----- Record list -----

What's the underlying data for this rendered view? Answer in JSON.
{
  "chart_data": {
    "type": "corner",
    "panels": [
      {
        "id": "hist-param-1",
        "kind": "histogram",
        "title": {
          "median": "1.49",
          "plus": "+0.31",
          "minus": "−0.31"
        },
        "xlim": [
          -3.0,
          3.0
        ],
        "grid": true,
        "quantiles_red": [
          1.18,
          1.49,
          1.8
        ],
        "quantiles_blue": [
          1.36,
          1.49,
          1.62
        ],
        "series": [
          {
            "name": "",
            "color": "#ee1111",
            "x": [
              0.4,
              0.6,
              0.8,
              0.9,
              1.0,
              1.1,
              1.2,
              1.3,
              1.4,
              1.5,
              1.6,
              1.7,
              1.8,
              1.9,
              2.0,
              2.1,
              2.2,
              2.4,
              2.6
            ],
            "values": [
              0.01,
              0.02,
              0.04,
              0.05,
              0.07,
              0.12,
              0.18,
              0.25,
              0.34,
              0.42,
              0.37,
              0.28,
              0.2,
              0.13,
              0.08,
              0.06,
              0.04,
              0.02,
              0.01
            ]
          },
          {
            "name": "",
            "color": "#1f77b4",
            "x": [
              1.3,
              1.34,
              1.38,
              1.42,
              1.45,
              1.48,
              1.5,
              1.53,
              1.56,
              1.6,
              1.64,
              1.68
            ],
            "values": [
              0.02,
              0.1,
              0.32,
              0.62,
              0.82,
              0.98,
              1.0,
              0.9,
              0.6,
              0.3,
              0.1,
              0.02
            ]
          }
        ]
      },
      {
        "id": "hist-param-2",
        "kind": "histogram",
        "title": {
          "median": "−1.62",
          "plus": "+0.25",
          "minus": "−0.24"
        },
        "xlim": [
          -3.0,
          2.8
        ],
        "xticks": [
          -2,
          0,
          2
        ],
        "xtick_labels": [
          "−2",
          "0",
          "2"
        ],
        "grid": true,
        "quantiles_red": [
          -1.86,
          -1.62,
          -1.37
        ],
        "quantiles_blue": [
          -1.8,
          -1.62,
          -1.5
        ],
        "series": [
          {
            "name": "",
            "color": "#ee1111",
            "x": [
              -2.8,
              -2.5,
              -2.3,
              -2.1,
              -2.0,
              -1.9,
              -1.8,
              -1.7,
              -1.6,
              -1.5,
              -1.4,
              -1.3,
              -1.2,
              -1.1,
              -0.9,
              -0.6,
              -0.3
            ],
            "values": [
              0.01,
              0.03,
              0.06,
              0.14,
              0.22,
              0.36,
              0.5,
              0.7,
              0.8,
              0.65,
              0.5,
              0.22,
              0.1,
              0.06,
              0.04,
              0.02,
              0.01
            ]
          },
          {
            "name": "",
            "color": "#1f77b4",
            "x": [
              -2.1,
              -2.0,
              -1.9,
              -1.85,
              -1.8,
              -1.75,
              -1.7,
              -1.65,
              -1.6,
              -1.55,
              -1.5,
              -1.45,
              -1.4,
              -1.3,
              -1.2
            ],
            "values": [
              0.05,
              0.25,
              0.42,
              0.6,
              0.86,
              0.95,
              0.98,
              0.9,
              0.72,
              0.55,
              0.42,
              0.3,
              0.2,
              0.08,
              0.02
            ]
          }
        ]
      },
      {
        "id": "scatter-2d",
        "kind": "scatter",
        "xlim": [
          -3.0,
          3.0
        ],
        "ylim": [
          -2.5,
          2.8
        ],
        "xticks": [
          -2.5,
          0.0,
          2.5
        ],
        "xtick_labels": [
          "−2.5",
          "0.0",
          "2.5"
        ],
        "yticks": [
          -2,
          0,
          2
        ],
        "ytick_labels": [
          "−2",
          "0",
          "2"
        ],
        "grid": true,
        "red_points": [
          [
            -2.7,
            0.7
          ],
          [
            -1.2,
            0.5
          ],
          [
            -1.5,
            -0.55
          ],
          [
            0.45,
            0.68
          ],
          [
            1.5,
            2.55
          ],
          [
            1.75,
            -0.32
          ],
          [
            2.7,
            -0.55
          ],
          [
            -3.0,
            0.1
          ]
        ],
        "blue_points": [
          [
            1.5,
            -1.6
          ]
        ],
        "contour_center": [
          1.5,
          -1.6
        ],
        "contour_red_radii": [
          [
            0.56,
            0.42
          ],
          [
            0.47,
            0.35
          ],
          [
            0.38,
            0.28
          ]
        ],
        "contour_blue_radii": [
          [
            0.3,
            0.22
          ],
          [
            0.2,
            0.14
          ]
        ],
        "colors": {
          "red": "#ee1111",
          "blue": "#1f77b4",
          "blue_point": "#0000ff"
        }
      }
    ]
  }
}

-----

Return every entry verbatim.

▸ **Exercise solution**
What's the underlying data for this rendered view? Answer in JSON.
{
  "chart_data": {
    "type": "corner",
    "panels": [
      {
        "id": "hist-param-1",
        "kind": "histogram",
        "title": {
          "median": "1.49",
          "plus": "+0.31",
          "minus": "−0.31"
        },
        "xlim": [
          -3.0,
          3.0
        ],
        "grid": true,
        "quantiles_red": [
          1.18,
          1.49,
          1.8
        ],
        "quantiles_blue": [
          1.36,
          1.49,
          1.62
        ],
        "series": [
          {
            "name": "",
            "color": "#ee1111",
            "x": [
              0.4,
              0.6,
              0.8,
              0.9,
              1.0,
              1.1,
              1.2,
              1.3,
              1.4,
              1.5,
              1.6,
              1.7,
              1.8,
              1.9,
              2.0,
              2.1,
              2.2,
              2.4,
              2.6
            ],
            "values": [
              0.01,
              0.02,
              0.04,
              0.05,
              0.07,
              0.12,
              0.18,
              0.25,
              0.34,
              0.42,
              0.37,
              0.28,
              0.2,
              0.13,
              0.08,
              0.06,
              0.04,
              0.02,
              0.01
            ]
          },
          {
            "name": "",
            "color": "#1f77b4",
            "x": [
              1.3,
              1.34,
              1.38,
              1.42,
              1.45,
              1.48,
              1.5,
              1.53,
              1.56,
              1.6,
              1.64,
              1.68
            ],
            "values": [
              0.02,
              0.1,
              0.32,
              0.62,
              0.82,
              0.98,
              1.0,
              0.9,
              0.6,
              0.3,
              0.1,
              0.02
            ]
          }
        ]
      },
      {
        "id": "hist-param-2",
        "kind": "histogram",
        "title": {
          "median": "−1.62",
          "plus": "+0.25",
          "minus": "−0.24"
        },
        "xlim": [
          -3.0,
          2.8
        ],
        "xticks": [
          -2,
          0,
          2
        ],
        "xtick_labels": [
          "−2",
          "0",
          "2"
        ],
        "grid": true,
        "quantiles_red": [
          -1.86,
          -1.62,
          -1.37
        ],
        "quantiles_blue": [
          -1.8,
          -1.62,
          -1.5
        ],
        "series": [
          {
            "name": "",
            "color": "#ee1111",
            "x": [
              -2.8,
              -2.5,
              -2.3,
              -2.1,
              -2.0,
              -1.9,
              -1.8,
              -1.7,
              -1.6,
              -1.5,
              -1.4,
              -1.3,
              -1.2,
              -1.1,
              -0.9,
              -0.6,
              -0.3
            ],
            "values": [
              0.01,
              0.03,
              0.06,
              0.14,
              0.22,
              0.36,
              0.5,
              0.7,
              0.8,
              0.65,
              0.5,
              0.22,
              0.1,
              0.06,
              0.04,
              0.02,
              0.01
            ]
          },
          {
            "name": "",
            "color": "#1f77b4",
            "x": [
              -2.1,
              -2.0,
              -1.9,
              -1.85,
              -1.8,
              -1.75,
              -1.7,
              -1.65,
              -1.6,
              -1.55,
              -1.5,
              -1.45,
              -1.4,
              -1.3,
              -1.2
            ],
            "values": [
              0.05,
              0.25,
              0.42,
              0.6,
              0.86,
              0.95,
              0.98,
              0.9,
              0.72,
              0.55,
              0.42,
              0.3,
              0.2,
              0.08,
              0.02
            ]
          }
        ]
      },
      {
        "id": "scatter-2d",
        "kind": "scatter",
        "xlim": [
          -3.0,
          3.0
        ],
        "ylim": [
          -2.5,
          2.8
        ],
        "xticks": [
          -2.5,
          0.0,
          2.5
        ],
        "xtick_labels": [
          "−2.5",
          "0.0",
          "2.5"
        ],
        "yticks": [
          -2,
          0,
          2
        ],
        "ytick_labels": [
          "−2",
          "0",
          "2"
        ],
        "grid": true,
        "red_points": [
          [
            -2.7,
            0.7
          ],
          [
            -1.2,
            0.5
          ],
          [
            -1.5,
            -0.55
          ],
          [
            0.45,
            0.68
          ],
          [
            1.5,
            2.55
          ],
          [
            1.75,
            -0.32
          ],
          [
            2.7,
            -0.55
          ],
          [
            -3.0,
            0.1
          ]
        ],
        "blue_points": [
          [
            1.5,
            -1.6
          ]
        ],
        "contour_center": [
          1.5,
          -1.6
        ],
        "contour_red_radii": [
          [
            0.56,
            0.42
          ],
          [
            0.47,
            0.35
          ],
          [
            0.38,
            0.28
          ]
        ],
        "contour_blue_radii": [
          [
            0.3,
            0.22
          ],
          [
            0.2,
            0.14
          ]
        ],
        "colors": {
          "red": "#ee1111",
          "blue": "#1f77b4",
          "blue_point": "#0000ff"
        }
      }
    ]
  }
}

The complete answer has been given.